What is required: Output the material below in full, exactly as it is.

○ ○ ○

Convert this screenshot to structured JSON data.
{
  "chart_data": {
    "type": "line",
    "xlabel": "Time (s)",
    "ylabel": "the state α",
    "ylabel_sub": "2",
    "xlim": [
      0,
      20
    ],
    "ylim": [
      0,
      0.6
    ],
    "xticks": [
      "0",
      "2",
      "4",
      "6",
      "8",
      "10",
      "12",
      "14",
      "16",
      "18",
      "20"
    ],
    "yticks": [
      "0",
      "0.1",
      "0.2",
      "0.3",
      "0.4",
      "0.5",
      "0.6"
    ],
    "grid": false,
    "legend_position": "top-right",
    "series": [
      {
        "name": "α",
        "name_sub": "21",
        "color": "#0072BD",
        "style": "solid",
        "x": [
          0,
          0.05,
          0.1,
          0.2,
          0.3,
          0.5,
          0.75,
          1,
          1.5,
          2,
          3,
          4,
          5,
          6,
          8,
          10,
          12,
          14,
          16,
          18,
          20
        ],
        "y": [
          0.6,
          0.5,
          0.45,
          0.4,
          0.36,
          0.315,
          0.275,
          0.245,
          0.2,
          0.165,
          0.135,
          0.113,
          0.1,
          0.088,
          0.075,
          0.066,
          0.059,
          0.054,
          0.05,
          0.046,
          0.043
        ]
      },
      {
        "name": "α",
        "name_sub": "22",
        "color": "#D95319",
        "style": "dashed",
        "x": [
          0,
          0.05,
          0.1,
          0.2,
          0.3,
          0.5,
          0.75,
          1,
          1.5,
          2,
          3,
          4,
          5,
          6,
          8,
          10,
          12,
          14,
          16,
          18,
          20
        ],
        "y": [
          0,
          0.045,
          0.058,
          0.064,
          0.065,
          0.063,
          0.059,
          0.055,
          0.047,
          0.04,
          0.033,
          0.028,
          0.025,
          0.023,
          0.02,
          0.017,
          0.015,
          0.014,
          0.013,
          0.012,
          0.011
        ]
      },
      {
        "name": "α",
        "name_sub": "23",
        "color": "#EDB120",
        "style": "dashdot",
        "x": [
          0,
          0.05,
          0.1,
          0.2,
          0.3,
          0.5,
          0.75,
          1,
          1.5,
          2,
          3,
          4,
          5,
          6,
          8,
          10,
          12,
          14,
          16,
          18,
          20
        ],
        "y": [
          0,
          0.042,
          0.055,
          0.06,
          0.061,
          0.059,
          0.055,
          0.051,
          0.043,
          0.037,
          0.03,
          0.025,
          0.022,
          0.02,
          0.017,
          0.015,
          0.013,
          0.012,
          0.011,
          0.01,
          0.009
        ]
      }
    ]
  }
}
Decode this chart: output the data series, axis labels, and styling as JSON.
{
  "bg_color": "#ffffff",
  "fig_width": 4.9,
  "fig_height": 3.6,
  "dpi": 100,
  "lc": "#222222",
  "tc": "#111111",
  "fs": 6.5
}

○ ○ ○

Correct response:
Convert this screenshot to structured JSON data.
{
  "chart_data": {
    "type": "line",
    "xlabel": "Time (s)",
    "ylabel": "the state α",
    "ylabel_sub": "2",
    "xlim": [
      0,
      20
    ],
    "ylim": [
      0,
      0.6
    ],
    "xticks": [
      "0",
      "2",
      "4",
      "6",
      "8",
      "10",
      "12",
      "14",
      "16",
      "18",
      "20"
    ],
    "yticks": [
      "0",
      "0.1",
      "0.2",
      "0.3",
      "0.4",
      "0.5",
      "0.6"
    ],
    "grid": false,
    "legend_position": "top-right",
    "series": [
      {
        "name": "α",
        "name_sub": "21",
        "color": "#0072BD",
        "style": "solid",
        "x": [
          0,
          0.05,
          0.1,
          0.2,
          0.3,
          0.5,
          0.75,
          1,
          1.5,
          2,
          3,
          4,
          5,
          6,
          8,
          10,
          12,
          14,
          16,
          18,
          20
        ],
        "y": [
          0.6,
          0.5,
          0.45,
          0.4,
          0.36,
          0.315,
          0.275,
          0.245,
          0.2,
          0.165,
          0.135,
          0.113,
          0.1,
          0.088,
          0.075,
          0.066,
          0.059,
          0.054,
          0.05,
          0.046,
          0.043
        ]
      },
      {
        "name": "α",
        "name_sub": "22",
        "color": "#D95319",
        "style": "dashed",
        "x": [
          0,
          0.05,
          0.1,
          0.2,
          0.3,
          0.5,
          0.75,
          1,
          1.5,
          2,
          3,
          4,
          5,
          6,
          8,
          10,
          12,
          14,
          16,
          18,
          20
        ],
        "y": [
          0,
          0.045,
          0.058,
          0.064,
          0.065,
          0.063,
          0.059,
          0.055,
          0.047,
          0.04,
          0.033,
          0.028,
          0.025,
          0.023,
          0.02,
          0.017,
          0.015,
          0.014,
          0.013,
          0.012,
          0.011
        ]
      },
      {
        "name": "α",
        "name_sub": "23",
        "color": "#EDB120",
        "style": "dashdot",
        "x": [
          0,
          0.05,
          0.1,
          0.2,
          0.3,
          0.5,
          0.75,
          1,
          1.5,
          2,
          3,
          4,
          5,
          6,
          8,
          10,
          12,
          14,
          16,
          18,
          20
        ],
        "y": [
          0,
          0.042,
          0.055,
          0.06,
          0.061,
          0.059,
          0.055,
          0.051,
          0.043,
          0.037,
          0.03,
          0.025,
          0.022,
          0.02,
          0.017,
          0.015,
          0.013,
          0.012,
          0.011,
          0.01,
          0.009
        ]
      }
    ]
  }
}
Decode this chart: output the data series, axis labels, and styling as JSON.
{
  "bg_color": "#ffffff",
  "fig_width": 4.9,
  "fig_height": 3.6,
  "dpi": 100,
  "lc": "#222222",
  "tc": "#111111",
  "fs": 6.5
}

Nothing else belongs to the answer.